Problem statement
Pictures do not belong in the copy; restate the records below word for word.

Record excerpts
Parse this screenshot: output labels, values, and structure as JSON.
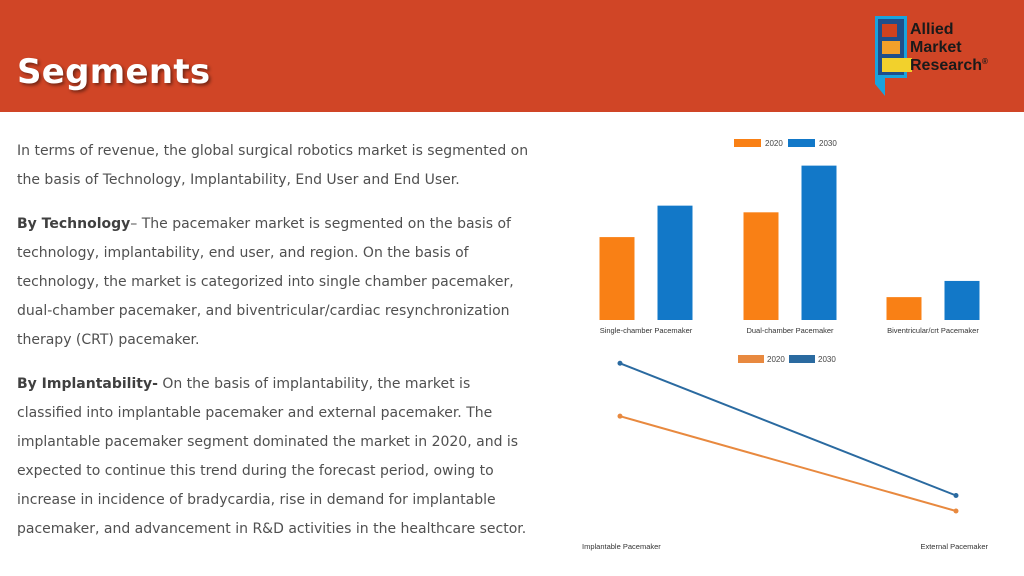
{
  "header": {
    "title": "Segments",
    "bg_color": "#d04526",
    "logo": {
      "line1": "Allied",
      "line2": "Market",
      "line3": "Research",
      "mark": "®"
    }
  },
  "content": {
    "intro": "In terms of revenue, the global surgical robotics market is segmented on the basis of Technology, Implantability, End User and End User.",
    "technology_heading": "By Technology",
    "technology_text": "– The pacemaker market is segmented on the basis of technology, implantability, end user, and region. On the basis of technology, the market is categorized into single chamber pacemaker, dual-chamber pacemaker, and biventricular/cardiac resynchronization therapy (CRT) pacemaker.",
    "implantability_heading": "By Implantability-",
    "implantability_text": " On the basis of implantability, the market is classified into implantable pacemaker and external pacemaker. The implantable pacemaker segment dominated the market in 2020, and is expected to continue this trend during the forecast period, owing to increase in incidence of bradycardia, rise in demand for implantable pacemaker, and advancement in R&D activities in the healthcare sector."
  },
  "chart_data": [
    {
      "type": "bar",
      "title": "",
      "xlabel": "",
      "ylabel": "",
      "categories": [
        "Single-chamber Pacemaker",
        "Dual-chamber Pacemaker",
        "Biventricular/crt Pacemaker"
      ],
      "series": [
        {
          "name": "2020",
          "color": "#f98015",
          "values": [
            87,
            113,
            24
          ]
        },
        {
          "name": "2030",
          "color": "#1278c8",
          "values": [
            120,
            162,
            41
          ]
        }
      ],
      "ylim": [
        0,
        170
      ],
      "grid": false,
      "legend": "top-center"
    },
    {
      "type": "line",
      "title": "",
      "xlabel": "",
      "ylabel": "",
      "categories": [
        "Implantable Pacemaker",
        "External Pacemaker"
      ],
      "series": [
        {
          "name": "2030",
          "color": "#2a6aa0",
          "values": [
            162,
            17
          ]
        },
        {
          "name": "2020",
          "color": "#e8893f",
          "values": [
            104,
            0
          ]
        }
      ],
      "ylim": [
        0,
        170
      ],
      "grid": false,
      "legend": "top-center"
    }
  ]
}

Response to this task
Parse this screenshot: output labels, values, and structure as JSON.
{
  "header": {
    "title": "Segments",
    "bg_color": "#d04526",
    "logo": {
      "line1": "Allied",
      "line2": "Market",
      "line3": "Research",
      "mark": "®"
    }
  },
  "content": {
    "intro": "In terms of revenue, the global surgical robotics market is segmented on the basis of Technology, Implantability, End User and End User.",
    "technology_heading": "By Technology",
    "technology_text": "– The pacemaker market is segmented on the basis of technology, implantability, end user, and region. On the basis of technology, the market is categorized into single chamber pacemaker, dual-chamber pacemaker, and biventricular/cardiac resynchronization therapy (CRT) pacemaker.",
    "implantability_heading": "By Implantability-",
    "implantability_text": " On the basis of implantability, the market is classified into implantable pacemaker and external pacemaker. The implantable pacemaker segment dominated the market in 2020, and is expected to continue this trend during the forecast period, owing to increase in incidence of bradycardia, rise in demand for implantable pacemaker, and advancement in R&D activities in the healthcare sector."
  },
  "chart_data": [
    {
      "type": "bar",
      "title": "",
      "xlabel": "",
      "ylabel": "",
      "categories": [
        "Single-chamber Pacemaker",
        "Dual-chamber Pacemaker",
        "Biventricular/crt Pacemaker"
      ],
      "series": [
        {
          "name": "2020",
          "color": "#f98015",
          "values": [
            87,
            113,
            24
          ]
        },
        {
          "name": "2030",
          "color": "#1278c8",
          "values": [
            120,
            162,
            41
          ]
        }
      ],
      "ylim": [
        0,
        170
      ],
      "grid": false,
      "legend": "top-center"
    },
    {
      "type": "line",
      "title": "",
      "xlabel": "",
      "ylabel": "",
      "categories": [
        "Implantable Pacemaker",
        "External Pacemaker"
      ],
      "series": [
        {
          "name": "2030",
          "color": "#2a6aa0",
          "values": [
            162,
            17
          ]
        },
        {
          "name": "2020",
          "color": "#e8893f",
          "values": [
            104,
            0
          ]
        }
      ],
      "ylim": [
        0,
        170
      ],
      "grid": false,
      "legend": "top-center"
    }
  ]
}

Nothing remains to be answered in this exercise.